* Short task *
Gather the lines that hold the string "Accuracy".

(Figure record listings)
-- -- --
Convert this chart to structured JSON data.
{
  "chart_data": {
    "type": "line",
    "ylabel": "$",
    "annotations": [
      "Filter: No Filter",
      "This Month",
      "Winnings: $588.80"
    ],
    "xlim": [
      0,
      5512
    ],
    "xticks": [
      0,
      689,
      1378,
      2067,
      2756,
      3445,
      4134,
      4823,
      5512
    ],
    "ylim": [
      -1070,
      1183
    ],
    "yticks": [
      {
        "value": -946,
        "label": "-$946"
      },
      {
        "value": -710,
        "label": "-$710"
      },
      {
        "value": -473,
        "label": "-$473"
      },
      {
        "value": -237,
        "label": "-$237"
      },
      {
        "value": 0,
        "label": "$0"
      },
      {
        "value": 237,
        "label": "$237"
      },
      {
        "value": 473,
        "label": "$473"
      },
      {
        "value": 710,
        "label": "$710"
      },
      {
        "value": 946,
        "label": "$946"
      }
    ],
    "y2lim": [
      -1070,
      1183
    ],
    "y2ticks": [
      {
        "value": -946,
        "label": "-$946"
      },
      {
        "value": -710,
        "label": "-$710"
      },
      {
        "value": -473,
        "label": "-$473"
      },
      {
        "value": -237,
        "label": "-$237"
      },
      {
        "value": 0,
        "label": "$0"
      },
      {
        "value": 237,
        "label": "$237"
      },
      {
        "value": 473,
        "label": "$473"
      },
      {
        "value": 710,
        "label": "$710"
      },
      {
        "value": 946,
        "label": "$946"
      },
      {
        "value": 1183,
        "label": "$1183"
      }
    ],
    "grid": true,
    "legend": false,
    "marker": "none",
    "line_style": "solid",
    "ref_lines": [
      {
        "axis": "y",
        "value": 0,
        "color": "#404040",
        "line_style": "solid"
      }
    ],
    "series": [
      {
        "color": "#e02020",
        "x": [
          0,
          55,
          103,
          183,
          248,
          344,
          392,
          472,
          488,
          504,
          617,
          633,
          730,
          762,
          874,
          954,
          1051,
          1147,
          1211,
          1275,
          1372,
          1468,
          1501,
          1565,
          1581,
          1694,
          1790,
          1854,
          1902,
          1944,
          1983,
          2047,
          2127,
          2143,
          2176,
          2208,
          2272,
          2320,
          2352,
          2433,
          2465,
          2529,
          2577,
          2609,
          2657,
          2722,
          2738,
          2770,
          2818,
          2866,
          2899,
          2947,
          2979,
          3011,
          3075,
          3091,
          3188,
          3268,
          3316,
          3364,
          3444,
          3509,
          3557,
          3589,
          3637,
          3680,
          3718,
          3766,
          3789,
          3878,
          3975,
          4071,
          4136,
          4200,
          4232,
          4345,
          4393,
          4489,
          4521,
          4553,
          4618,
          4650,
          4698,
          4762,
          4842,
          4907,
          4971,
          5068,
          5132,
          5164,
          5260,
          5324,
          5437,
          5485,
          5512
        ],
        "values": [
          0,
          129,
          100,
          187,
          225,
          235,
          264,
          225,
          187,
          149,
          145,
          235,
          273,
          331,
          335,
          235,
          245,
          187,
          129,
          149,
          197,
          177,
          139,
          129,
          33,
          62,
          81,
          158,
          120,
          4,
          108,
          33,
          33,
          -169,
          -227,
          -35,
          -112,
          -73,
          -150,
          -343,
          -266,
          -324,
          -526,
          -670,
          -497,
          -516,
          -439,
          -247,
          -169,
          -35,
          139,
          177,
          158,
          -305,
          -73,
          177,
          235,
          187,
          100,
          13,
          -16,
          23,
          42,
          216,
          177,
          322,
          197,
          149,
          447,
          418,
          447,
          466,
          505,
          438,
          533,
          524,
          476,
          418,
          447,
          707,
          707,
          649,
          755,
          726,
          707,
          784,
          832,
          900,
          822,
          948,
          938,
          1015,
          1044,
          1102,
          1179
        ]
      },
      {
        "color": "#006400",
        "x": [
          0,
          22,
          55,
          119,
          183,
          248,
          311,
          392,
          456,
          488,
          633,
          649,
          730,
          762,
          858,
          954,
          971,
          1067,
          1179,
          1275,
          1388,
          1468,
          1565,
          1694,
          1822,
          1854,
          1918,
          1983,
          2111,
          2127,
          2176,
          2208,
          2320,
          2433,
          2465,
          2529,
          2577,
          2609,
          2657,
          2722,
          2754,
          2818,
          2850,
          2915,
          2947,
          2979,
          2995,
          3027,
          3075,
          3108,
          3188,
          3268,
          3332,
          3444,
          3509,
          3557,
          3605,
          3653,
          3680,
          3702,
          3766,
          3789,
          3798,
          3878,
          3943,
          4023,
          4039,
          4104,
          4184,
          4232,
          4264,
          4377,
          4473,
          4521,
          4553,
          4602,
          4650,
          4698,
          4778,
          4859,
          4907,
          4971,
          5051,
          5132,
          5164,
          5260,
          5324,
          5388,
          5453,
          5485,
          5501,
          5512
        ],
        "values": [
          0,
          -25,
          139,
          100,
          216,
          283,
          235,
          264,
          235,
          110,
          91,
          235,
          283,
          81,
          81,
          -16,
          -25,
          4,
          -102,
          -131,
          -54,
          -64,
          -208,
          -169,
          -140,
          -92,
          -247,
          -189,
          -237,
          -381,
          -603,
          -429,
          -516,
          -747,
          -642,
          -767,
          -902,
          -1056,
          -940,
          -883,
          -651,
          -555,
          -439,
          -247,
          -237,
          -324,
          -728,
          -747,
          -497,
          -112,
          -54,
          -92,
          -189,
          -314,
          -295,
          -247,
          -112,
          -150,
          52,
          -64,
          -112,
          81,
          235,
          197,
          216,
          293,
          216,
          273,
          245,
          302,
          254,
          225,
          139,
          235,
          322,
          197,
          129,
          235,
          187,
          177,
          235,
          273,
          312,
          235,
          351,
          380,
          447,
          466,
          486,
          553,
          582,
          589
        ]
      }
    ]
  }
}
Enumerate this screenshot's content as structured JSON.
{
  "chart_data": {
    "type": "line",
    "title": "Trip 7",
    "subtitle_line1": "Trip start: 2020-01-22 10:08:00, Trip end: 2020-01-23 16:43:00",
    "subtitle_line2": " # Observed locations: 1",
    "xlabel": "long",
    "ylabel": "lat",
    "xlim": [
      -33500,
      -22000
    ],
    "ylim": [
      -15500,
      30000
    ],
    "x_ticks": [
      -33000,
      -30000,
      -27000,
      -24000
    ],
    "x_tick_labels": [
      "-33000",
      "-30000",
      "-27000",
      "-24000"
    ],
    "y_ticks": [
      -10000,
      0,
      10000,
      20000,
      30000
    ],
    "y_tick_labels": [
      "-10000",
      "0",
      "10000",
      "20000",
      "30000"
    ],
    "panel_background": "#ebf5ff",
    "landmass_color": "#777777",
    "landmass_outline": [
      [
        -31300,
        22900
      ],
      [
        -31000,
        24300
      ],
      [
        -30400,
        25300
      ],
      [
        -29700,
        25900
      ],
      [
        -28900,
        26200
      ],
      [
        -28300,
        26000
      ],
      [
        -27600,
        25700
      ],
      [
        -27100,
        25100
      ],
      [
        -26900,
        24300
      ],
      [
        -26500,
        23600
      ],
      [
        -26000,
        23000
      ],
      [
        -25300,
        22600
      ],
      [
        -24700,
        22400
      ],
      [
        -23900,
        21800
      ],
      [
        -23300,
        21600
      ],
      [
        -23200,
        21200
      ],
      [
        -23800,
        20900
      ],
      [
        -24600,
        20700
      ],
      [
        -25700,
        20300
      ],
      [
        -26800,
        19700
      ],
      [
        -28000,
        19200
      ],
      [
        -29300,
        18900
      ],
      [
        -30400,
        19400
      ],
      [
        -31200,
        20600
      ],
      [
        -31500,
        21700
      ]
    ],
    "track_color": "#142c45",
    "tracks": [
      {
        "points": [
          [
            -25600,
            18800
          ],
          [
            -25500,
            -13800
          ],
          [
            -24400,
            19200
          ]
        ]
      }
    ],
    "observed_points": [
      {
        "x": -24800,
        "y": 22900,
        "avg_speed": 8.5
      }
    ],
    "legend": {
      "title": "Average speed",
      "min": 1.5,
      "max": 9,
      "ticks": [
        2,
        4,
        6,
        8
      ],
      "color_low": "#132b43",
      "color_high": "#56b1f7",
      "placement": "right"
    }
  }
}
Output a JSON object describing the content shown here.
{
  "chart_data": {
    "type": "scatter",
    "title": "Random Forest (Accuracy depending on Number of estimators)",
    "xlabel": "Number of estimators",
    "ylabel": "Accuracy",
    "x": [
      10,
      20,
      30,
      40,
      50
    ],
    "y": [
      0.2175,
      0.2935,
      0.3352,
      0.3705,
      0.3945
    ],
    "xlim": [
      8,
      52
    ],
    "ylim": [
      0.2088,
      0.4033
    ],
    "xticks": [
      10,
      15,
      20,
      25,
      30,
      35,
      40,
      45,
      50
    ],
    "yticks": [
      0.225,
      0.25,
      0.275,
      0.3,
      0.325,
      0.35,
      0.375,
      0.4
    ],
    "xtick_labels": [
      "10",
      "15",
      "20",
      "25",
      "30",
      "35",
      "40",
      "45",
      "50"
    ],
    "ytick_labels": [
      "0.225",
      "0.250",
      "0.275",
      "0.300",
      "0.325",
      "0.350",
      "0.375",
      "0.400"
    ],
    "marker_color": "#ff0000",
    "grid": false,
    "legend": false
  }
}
-- -- --
* Written reply *
    "title": "Random Forest (Accuracy depending on Number of estimators)",
    "ylabel": "Accuracy",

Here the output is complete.